_The request_. Using the data below, determine the number of lines that include the string "documents". Write only that number.

_Entries taken from a collection_.
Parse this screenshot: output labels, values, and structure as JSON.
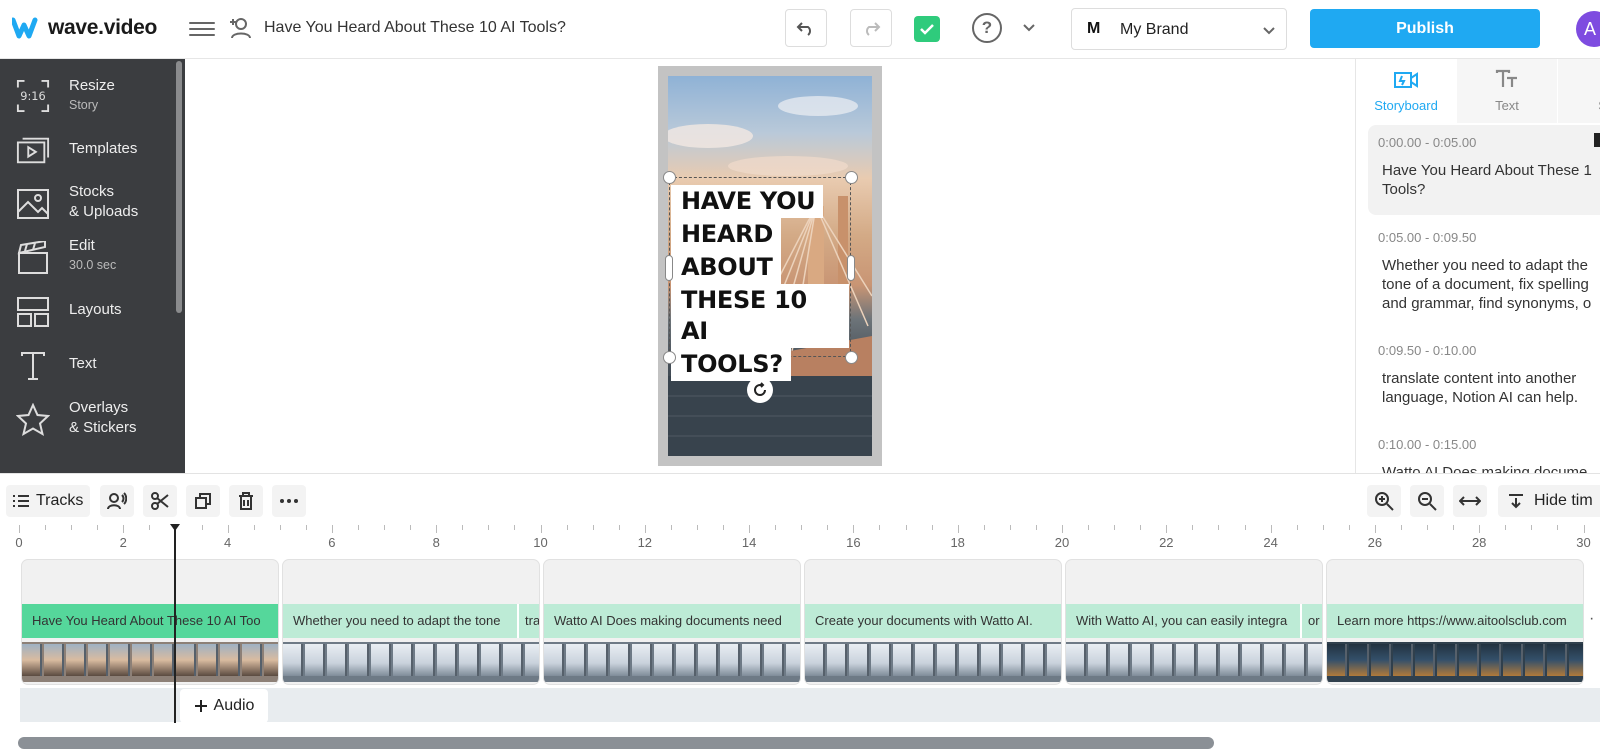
{
  "app": {
    "logo_text": "wave.video",
    "project_title": "Have You Heard About These 10 AI Tools?"
  },
  "brand": {
    "initial": "M",
    "name": "My Brand"
  },
  "actions": {
    "publish_label": "Publish",
    "avatar_initial": "A"
  },
  "colors": {
    "accent": "#1fa9f2",
    "sidebar_bg": "#3b3d40",
    "caption_active": "#55d79b",
    "caption": "#bdebd6",
    "success": "#2fcb7c",
    "avatar": "#7e4ce0"
  },
  "sidebar": {
    "items": [
      {
        "icon": "aspect-ratio-icon",
        "label": "Resize",
        "sub": "Story",
        "icon_text": "9:16"
      },
      {
        "icon": "templates-icon",
        "label": "Templates",
        "sub": ""
      },
      {
        "icon": "image-icon",
        "label": "Stocks",
        "label2": "& Uploads",
        "sub": ""
      },
      {
        "icon": "clapperboard-icon",
        "label": "Edit",
        "sub": "30.0 sec"
      },
      {
        "icon": "layouts-icon",
        "label": "Layouts",
        "sub": ""
      },
      {
        "icon": "text-icon",
        "label": "Text",
        "sub": ""
      },
      {
        "icon": "star-icon",
        "label": "Overlays",
        "label2": "& Stickers",
        "sub": ""
      }
    ]
  },
  "canvas": {
    "headline_lines": [
      "HAVE YOU",
      "HEARD",
      "ABOUT",
      "THESE 10 AI",
      "TOOLS?"
    ]
  },
  "right_panel": {
    "tabs": [
      {
        "icon": "storyboard-icon",
        "label": "Storyboard",
        "active": true
      },
      {
        "icon": "text-style-icon",
        "label": "Text",
        "active": false
      },
      {
        "icon": "settings-icon",
        "label": "Set",
        "active": false
      }
    ],
    "scenes": [
      {
        "time": "0:00.00 - 0:05.00",
        "text": "Have You Heard About These 1\nTools?"
      },
      {
        "time": "0:05.00 - 0:09.50",
        "text": "Whether you need to adapt the\ntone of a document, fix spelling\nand grammar, find synonyms, o"
      },
      {
        "time": "0:09.50 - 0:10.00",
        "text": "translate content into another\nlanguage, Notion AI can help."
      },
      {
        "time": "0:10.00 - 0:15.00",
        "text": "Watto AI Does making docume"
      }
    ]
  },
  "timeline": {
    "tracks_label": "Tracks",
    "hide_label": "Hide tim",
    "ruler_labels": [
      "0",
      "2",
      "4",
      "6",
      "8",
      "10",
      "12",
      "14",
      "16",
      "18",
      "20",
      "22",
      "24",
      "26",
      "28",
      "30"
    ],
    "audio_label": "Audio",
    "playhead_seconds": 3.0,
    "clips": [
      {
        "caption": "Have You Heard About These 10 AI Too",
        "sub": "",
        "active": true
      },
      {
        "caption": "Whether you need to adapt the tone",
        "sub": "tra"
      },
      {
        "caption": "Watto AI Does making documents need",
        "sub": ""
      },
      {
        "caption": "Create your documents with Watto AI.",
        "sub": ""
      },
      {
        "caption": "With Watto AI, you can easily integra",
        "sub": "or"
      },
      {
        "caption": "Learn more https://www.aitoolsclub.com",
        "sub": ""
      }
    ]
  }
}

_Answer_. 2